(Items from a dataset)
[start]

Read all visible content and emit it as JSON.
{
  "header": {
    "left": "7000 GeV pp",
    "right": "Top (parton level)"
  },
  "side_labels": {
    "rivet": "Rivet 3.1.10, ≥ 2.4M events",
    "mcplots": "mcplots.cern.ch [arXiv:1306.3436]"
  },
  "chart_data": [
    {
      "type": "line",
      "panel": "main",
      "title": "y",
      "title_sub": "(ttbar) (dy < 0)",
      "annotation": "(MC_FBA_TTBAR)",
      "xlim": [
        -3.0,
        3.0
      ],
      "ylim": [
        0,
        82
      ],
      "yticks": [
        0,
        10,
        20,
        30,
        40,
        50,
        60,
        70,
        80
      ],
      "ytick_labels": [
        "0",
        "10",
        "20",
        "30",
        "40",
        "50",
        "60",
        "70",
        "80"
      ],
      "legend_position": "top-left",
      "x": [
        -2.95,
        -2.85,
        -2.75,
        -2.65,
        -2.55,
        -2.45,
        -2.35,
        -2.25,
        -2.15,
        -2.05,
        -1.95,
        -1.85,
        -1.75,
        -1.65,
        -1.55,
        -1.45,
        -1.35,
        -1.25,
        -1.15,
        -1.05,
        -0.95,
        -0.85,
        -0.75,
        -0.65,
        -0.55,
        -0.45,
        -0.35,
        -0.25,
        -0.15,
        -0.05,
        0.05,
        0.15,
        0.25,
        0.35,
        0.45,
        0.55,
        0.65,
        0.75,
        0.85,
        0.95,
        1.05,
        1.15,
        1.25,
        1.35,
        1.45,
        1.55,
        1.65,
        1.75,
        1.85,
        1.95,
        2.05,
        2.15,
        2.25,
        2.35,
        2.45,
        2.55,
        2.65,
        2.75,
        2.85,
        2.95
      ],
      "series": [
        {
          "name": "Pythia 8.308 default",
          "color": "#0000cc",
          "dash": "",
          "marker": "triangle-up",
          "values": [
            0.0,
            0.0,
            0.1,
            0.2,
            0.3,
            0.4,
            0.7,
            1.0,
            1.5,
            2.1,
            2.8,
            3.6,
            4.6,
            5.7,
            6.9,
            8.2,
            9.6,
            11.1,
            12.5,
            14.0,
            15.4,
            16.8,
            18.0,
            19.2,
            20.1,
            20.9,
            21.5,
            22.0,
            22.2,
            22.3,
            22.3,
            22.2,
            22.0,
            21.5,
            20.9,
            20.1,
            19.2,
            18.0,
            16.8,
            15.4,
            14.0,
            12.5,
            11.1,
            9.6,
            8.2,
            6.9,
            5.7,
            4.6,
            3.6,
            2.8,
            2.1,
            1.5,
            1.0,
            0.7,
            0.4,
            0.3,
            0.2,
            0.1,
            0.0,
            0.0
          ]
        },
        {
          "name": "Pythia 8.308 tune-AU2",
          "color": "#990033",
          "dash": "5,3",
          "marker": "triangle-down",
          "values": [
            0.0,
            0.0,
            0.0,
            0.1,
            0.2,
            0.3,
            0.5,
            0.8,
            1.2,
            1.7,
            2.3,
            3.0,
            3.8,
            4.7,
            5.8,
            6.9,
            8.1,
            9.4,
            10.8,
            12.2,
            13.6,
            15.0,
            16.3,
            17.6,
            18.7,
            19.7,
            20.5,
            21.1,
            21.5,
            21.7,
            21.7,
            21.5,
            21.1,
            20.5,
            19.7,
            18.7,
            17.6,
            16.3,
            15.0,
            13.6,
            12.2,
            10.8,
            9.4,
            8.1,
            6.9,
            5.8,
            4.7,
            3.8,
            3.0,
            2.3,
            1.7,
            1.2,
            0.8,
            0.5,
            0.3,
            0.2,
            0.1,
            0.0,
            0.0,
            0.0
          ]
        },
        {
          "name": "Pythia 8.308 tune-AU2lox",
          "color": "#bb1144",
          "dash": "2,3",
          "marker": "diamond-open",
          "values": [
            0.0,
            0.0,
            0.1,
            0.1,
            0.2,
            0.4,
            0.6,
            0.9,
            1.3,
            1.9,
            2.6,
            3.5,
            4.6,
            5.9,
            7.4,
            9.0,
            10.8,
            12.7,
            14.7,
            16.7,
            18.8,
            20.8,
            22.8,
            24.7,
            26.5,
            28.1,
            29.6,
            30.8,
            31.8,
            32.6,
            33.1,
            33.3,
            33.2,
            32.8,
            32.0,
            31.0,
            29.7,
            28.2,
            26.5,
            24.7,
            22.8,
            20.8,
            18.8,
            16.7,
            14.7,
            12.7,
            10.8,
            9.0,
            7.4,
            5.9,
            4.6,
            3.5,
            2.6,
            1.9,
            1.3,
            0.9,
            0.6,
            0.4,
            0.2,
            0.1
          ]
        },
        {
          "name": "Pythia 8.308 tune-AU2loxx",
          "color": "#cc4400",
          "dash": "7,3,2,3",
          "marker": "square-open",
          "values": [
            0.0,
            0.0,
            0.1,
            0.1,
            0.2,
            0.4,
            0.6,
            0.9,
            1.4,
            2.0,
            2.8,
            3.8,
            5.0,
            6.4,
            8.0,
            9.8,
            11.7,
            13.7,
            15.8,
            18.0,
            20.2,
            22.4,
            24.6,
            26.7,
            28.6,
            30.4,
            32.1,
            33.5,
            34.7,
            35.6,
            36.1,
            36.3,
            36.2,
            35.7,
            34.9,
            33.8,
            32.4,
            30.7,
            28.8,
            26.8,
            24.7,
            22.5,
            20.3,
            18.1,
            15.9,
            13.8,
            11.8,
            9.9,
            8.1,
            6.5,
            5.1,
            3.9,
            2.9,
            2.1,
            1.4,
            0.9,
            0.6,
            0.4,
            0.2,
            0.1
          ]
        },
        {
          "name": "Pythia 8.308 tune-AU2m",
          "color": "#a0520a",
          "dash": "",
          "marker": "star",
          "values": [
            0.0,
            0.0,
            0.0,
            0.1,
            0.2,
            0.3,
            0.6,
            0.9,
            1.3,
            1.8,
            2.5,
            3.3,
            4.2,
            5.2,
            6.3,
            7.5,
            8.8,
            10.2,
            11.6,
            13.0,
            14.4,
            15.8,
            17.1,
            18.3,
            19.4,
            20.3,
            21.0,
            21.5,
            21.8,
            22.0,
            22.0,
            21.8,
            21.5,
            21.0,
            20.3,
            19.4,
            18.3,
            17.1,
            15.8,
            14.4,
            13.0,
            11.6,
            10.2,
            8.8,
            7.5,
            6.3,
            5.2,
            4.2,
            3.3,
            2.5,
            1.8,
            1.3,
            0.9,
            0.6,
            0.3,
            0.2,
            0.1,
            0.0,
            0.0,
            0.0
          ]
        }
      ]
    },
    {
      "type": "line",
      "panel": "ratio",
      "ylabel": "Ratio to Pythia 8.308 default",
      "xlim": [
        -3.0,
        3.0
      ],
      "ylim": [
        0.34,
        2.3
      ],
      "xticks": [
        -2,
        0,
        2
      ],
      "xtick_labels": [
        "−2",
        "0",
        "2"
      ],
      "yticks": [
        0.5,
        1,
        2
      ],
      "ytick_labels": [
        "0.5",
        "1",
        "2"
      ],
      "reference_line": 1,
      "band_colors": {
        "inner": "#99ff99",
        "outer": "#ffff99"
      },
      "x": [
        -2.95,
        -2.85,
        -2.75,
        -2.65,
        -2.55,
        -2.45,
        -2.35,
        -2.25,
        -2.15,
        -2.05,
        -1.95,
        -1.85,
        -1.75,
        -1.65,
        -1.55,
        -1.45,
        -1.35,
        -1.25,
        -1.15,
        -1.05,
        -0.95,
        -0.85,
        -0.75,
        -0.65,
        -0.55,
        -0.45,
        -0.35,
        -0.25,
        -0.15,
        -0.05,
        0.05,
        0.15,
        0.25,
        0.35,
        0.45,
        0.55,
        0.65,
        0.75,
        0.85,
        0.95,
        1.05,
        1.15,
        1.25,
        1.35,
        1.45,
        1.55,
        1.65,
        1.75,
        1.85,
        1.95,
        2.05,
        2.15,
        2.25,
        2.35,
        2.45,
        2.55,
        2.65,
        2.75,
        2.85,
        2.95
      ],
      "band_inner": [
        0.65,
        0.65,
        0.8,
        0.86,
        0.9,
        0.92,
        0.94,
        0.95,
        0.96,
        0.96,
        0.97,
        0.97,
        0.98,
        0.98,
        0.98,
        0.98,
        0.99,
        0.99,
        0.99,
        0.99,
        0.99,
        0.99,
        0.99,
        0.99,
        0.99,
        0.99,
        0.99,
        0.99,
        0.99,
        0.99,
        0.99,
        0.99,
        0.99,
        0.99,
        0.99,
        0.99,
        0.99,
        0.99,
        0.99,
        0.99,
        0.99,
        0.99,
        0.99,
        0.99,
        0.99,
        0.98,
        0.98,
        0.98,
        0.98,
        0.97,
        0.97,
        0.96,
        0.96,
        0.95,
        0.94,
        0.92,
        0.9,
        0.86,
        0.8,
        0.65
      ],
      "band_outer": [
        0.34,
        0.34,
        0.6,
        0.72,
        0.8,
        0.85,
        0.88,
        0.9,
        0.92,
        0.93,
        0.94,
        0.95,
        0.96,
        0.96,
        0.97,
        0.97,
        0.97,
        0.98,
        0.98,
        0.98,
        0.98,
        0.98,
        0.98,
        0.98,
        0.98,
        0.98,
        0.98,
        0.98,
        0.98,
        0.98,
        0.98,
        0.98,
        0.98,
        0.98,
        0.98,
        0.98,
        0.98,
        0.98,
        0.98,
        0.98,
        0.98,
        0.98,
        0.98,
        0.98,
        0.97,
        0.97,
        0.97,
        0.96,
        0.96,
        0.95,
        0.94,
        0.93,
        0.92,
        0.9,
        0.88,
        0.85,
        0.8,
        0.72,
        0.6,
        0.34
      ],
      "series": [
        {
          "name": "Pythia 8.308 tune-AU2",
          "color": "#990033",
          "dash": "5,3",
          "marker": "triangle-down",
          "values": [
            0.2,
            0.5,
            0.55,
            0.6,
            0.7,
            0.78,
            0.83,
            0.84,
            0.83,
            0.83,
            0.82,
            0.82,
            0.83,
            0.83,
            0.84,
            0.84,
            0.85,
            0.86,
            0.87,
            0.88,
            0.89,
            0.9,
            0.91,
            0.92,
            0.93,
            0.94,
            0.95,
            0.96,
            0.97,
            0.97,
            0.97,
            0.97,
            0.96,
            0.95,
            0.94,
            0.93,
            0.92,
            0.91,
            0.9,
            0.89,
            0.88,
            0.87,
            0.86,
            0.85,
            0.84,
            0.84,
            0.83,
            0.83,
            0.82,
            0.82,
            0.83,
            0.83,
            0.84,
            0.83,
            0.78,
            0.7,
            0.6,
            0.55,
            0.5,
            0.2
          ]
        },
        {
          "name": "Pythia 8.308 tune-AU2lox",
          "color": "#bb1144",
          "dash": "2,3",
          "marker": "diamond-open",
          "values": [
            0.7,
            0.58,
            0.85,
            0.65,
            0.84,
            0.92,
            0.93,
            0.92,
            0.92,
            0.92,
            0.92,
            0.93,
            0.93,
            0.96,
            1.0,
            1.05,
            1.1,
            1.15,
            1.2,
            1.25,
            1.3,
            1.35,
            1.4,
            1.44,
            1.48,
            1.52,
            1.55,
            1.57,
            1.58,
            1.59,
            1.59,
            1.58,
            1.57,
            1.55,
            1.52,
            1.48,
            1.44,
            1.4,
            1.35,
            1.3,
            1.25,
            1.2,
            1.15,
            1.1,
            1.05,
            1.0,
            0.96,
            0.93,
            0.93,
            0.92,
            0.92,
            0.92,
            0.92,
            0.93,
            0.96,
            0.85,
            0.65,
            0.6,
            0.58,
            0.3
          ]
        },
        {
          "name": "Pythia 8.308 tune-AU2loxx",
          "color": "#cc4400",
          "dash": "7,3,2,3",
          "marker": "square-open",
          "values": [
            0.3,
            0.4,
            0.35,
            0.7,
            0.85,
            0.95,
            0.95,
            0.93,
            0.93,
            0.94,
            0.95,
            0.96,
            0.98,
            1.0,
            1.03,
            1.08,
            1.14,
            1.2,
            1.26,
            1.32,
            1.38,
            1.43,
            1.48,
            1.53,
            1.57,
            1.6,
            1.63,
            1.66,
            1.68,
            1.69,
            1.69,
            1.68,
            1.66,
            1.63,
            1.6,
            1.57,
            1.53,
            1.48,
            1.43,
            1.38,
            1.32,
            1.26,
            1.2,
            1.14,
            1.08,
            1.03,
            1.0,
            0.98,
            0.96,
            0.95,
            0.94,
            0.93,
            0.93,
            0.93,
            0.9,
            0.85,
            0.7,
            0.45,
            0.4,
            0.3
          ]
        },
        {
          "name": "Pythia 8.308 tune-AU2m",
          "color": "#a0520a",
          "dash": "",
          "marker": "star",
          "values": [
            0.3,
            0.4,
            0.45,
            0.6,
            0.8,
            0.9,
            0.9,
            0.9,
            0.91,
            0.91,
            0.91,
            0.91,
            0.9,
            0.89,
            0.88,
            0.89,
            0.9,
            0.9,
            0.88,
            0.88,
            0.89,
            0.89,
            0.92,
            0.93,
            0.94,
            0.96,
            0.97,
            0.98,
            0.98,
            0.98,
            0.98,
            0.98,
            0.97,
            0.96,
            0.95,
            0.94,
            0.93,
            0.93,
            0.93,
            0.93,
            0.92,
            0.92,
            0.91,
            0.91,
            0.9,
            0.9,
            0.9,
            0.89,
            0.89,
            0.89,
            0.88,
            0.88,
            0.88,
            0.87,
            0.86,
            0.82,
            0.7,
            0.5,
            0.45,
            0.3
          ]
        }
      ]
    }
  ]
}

[end]

## DIRECTIVE
Look through the data above. Each line containing the word "left" needs to be copied.

## TASK SOLUTION
    "left": "7000 GeV pp",
      "legend_position": "top-left",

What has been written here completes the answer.